┌────────

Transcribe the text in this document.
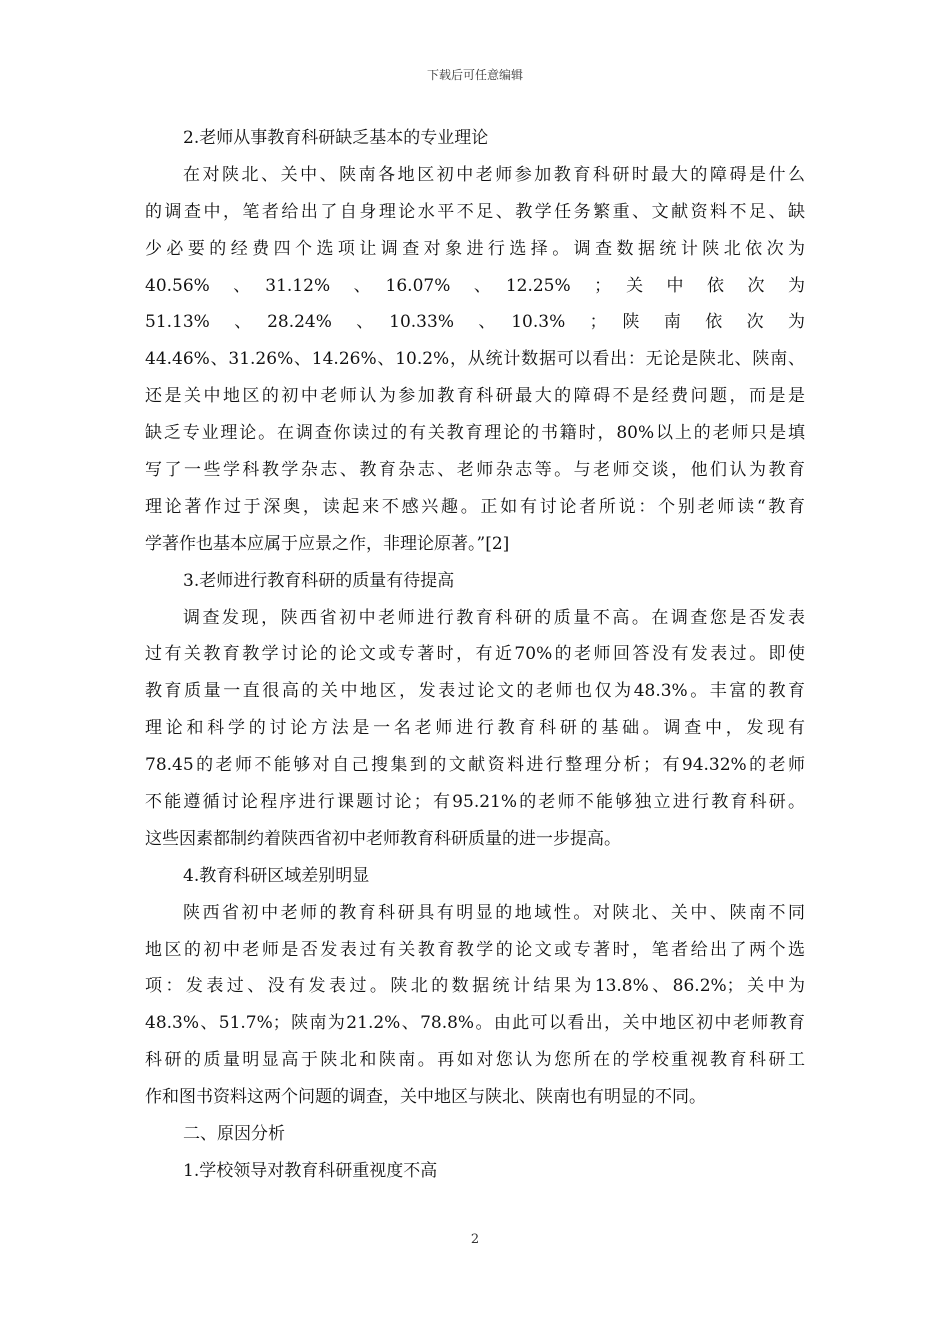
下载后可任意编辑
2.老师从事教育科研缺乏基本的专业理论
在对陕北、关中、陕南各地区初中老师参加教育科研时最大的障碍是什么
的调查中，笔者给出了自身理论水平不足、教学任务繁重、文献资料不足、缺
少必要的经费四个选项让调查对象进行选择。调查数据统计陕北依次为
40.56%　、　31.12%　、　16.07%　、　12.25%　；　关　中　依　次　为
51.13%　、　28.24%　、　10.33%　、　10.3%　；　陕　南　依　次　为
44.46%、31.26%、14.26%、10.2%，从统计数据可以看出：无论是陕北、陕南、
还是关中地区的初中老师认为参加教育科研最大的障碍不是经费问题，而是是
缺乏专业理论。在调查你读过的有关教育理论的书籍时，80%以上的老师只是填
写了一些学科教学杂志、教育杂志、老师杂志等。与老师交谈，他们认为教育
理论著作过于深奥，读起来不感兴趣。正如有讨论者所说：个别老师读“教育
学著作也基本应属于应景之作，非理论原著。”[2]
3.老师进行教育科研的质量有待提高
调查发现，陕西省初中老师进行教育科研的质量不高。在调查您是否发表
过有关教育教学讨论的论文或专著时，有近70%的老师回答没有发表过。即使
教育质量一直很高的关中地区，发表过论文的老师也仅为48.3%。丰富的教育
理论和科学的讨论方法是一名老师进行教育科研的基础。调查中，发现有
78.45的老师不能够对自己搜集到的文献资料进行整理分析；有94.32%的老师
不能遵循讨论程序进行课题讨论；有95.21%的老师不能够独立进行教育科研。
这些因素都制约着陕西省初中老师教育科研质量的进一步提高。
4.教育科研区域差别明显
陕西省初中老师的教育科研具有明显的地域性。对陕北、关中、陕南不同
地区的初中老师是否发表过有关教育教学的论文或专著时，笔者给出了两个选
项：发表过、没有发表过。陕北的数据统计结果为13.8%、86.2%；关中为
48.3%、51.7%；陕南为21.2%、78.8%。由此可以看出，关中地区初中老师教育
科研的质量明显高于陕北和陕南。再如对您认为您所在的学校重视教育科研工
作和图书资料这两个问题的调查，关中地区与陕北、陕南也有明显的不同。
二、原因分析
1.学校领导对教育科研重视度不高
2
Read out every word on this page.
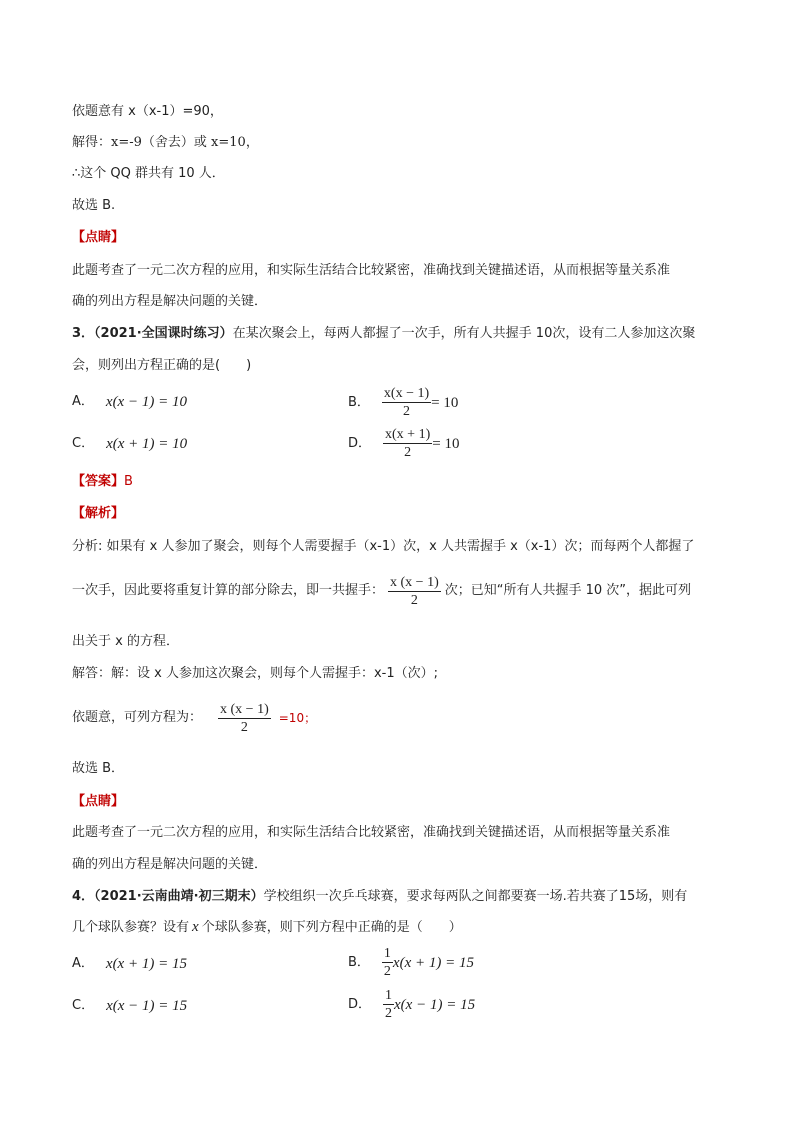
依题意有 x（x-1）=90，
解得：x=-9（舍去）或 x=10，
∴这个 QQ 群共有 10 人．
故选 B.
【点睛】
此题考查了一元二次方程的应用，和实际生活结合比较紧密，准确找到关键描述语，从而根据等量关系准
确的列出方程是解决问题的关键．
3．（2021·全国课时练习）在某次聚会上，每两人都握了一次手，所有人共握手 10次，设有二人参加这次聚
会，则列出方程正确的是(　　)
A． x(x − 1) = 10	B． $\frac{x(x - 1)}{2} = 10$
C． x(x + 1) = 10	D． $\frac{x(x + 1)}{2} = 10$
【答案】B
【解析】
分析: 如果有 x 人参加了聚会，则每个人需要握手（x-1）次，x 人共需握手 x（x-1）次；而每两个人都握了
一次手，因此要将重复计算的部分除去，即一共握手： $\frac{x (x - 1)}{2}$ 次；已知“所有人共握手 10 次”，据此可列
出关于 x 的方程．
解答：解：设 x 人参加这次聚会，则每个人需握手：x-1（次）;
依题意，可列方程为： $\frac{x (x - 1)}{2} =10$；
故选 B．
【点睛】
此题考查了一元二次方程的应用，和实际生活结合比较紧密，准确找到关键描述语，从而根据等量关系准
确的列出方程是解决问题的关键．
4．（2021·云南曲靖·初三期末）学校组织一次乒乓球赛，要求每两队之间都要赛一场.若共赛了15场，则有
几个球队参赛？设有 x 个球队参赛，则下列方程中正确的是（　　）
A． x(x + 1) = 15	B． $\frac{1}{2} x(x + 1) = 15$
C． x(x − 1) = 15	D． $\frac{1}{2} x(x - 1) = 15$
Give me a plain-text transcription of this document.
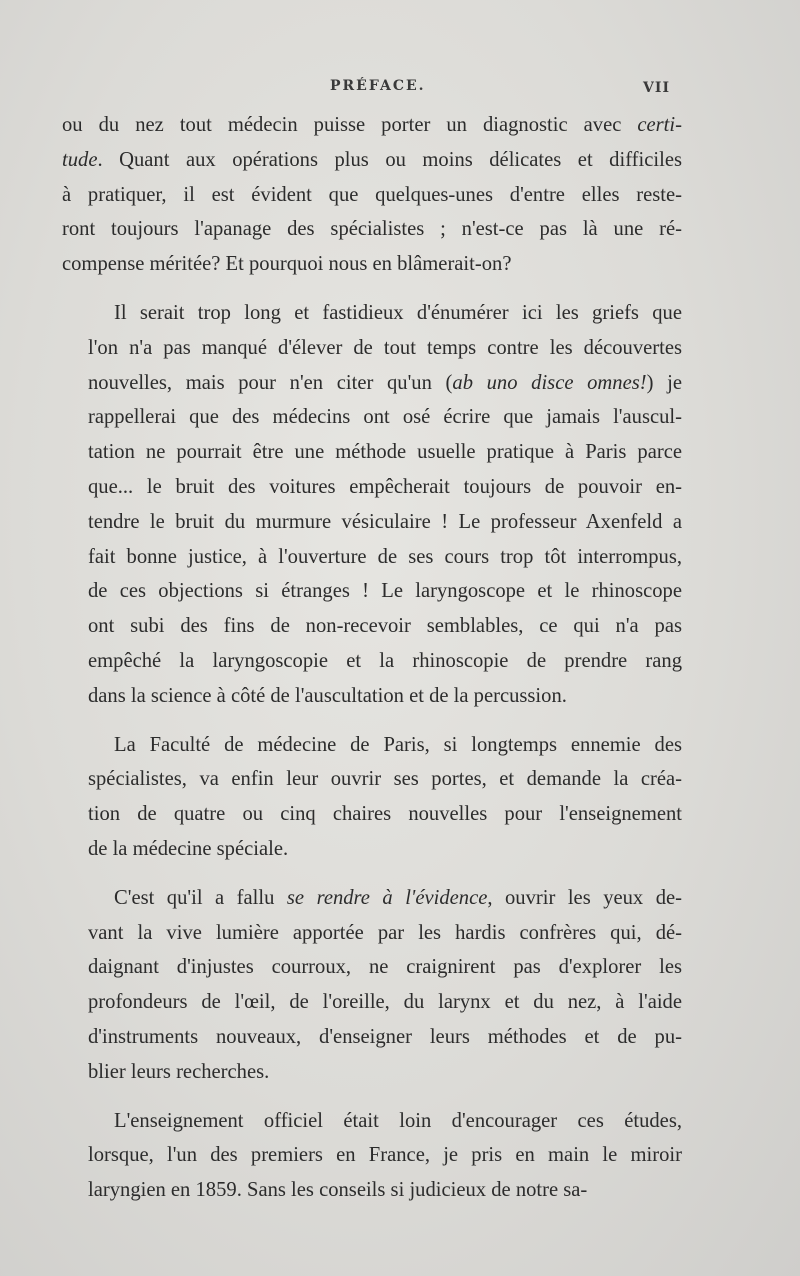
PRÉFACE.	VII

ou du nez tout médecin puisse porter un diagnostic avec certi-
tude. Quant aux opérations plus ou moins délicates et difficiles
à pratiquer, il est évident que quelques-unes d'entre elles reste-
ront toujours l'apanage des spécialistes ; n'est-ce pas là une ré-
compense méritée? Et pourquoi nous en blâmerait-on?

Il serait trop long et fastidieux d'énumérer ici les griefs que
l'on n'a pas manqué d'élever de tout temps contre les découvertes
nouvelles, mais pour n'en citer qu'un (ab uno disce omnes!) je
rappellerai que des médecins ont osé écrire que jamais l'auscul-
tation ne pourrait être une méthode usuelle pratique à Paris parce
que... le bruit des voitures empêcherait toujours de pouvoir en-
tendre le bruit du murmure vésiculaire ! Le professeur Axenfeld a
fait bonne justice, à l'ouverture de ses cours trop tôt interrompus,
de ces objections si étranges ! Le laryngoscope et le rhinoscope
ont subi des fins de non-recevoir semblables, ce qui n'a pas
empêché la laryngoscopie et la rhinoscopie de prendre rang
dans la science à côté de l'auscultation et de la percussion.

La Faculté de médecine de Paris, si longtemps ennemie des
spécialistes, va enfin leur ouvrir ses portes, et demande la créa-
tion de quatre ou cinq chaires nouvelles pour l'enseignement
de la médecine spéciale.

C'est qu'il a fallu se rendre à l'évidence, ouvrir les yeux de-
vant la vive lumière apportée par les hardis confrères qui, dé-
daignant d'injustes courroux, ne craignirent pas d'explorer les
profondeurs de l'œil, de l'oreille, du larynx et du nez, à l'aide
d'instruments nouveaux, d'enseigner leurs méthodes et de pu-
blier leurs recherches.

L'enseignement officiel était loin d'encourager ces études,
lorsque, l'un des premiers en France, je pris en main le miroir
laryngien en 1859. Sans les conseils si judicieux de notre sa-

└────────

» OBJECTIVE:
Using the material above, state how many lines include the string "ouvrir". Answer with a single number.

» FINISHED TASK:
2